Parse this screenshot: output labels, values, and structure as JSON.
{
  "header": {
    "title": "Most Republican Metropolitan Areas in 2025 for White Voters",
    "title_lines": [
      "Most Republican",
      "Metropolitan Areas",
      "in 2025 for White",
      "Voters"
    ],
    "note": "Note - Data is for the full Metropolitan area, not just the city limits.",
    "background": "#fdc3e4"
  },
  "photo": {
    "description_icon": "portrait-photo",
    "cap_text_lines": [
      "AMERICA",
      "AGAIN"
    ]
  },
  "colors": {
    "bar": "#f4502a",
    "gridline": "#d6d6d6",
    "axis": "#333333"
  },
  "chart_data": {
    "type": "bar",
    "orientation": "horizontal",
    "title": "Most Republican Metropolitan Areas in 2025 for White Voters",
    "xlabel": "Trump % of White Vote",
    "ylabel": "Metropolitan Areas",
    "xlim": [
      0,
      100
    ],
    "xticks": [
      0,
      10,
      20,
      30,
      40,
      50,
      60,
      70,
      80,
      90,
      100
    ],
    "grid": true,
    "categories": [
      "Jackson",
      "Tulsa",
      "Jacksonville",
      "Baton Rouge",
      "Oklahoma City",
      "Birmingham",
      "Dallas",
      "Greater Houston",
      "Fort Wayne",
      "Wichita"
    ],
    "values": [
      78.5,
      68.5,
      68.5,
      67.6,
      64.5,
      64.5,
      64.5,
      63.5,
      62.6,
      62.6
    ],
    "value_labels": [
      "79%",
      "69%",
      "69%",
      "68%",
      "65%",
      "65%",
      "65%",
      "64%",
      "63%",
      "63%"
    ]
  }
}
■ ■ ■ ■ ■
## TASK DESCRIPTION
Show the lines from the data above that contain the string "Areas".

## COMPLETE OUTPUT
    "title": "Most Republican Metropolitan Areas in 2025 for White Voters",
      "Metropolitan Areas",
    "title": "Most Republican Metropolitan Areas in 2025 for White Voters",
    "ylabel": "Metropolitan Areas",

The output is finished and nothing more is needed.